▶ Task objective: Can you copy every line of this listing without changing a single character?

╭─ Data for this task

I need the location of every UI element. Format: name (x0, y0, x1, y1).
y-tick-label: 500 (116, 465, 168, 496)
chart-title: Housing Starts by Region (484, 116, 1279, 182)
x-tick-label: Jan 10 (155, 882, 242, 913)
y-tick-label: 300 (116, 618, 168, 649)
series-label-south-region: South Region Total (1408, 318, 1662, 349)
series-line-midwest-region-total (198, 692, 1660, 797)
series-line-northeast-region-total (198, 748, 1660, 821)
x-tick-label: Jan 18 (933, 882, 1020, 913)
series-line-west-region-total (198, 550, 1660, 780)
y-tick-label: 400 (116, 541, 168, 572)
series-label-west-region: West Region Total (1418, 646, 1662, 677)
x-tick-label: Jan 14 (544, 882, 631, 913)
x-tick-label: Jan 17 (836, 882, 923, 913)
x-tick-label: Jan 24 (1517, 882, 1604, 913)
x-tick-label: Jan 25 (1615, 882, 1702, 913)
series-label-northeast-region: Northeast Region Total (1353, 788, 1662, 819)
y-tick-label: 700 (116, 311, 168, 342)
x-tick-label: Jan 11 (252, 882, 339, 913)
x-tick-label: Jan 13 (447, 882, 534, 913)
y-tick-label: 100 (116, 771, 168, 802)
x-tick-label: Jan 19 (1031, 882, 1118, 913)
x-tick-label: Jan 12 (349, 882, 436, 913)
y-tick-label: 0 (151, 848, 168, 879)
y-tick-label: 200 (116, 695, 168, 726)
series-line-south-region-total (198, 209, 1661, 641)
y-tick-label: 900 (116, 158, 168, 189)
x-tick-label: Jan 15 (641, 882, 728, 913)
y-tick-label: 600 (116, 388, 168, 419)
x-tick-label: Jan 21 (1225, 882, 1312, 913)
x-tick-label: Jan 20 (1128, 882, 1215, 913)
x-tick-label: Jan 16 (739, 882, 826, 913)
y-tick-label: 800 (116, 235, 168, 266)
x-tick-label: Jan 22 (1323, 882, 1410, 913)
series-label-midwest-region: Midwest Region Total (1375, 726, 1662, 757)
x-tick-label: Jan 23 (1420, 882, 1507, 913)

╰─

▶ Reply to the task:
I need the location of every UI element. Format: name (x0, y0, x1, y1).
y-tick-label: 500 (116, 465, 168, 496)
chart-title: Housing Starts by Region (484, 116, 1279, 182)
x-tick-label: Jan 10 (155, 882, 242, 913)
y-tick-label: 300 (116, 618, 168, 649)
series-label-south-region: South Region Total (1408, 318, 1662, 349)
series-line-midwest-region-total (198, 692, 1660, 797)
series-line-northeast-region-total (198, 748, 1660, 821)
x-tick-label: Jan 18 (933, 882, 1020, 913)
series-line-west-region-total (198, 550, 1660, 780)
y-tick-label: 400 (116, 541, 168, 572)
series-label-west-region: West Region Total (1418, 646, 1662, 677)
x-tick-label: Jan 14 (544, 882, 631, 913)
x-tick-label: Jan 17 (836, 882, 923, 913)
x-tick-label: Jan 24 (1517, 882, 1604, 913)
x-tick-label: Jan 25 (1615, 882, 1702, 913)
series-label-northeast-region: Northeast Region Total (1353, 788, 1662, 819)
y-tick-label: 700 (116, 311, 168, 342)
x-tick-label: Jan 11 (252, 882, 339, 913)
x-tick-label: Jan 13 (447, 882, 534, 913)
y-tick-label: 100 (116, 771, 168, 802)
x-tick-label: Jan 19 (1031, 882, 1118, 913)
x-tick-label: Jan 12 (349, 882, 436, 913)
y-tick-label: 0 (151, 848, 168, 879)
y-tick-label: 200 (116, 695, 168, 726)
series-line-south-region-total (198, 209, 1661, 641)
y-tick-label: 900 (116, 158, 168, 189)
x-tick-label: Jan 15 (641, 882, 728, 913)
y-tick-label: 600 (116, 388, 168, 419)
x-tick-label: Jan 21 (1225, 882, 1312, 913)
x-tick-label: Jan 20 (1128, 882, 1215, 913)
x-tick-label: Jan 16 (739, 882, 826, 913)
y-tick-label: 800 (116, 235, 168, 266)
x-tick-label: Jan 22 (1323, 882, 1410, 913)
series-label-midwest-region: Midwest Region Total (1375, 726, 1662, 757)
x-tick-label: Jan 23 (1420, 882, 1507, 913)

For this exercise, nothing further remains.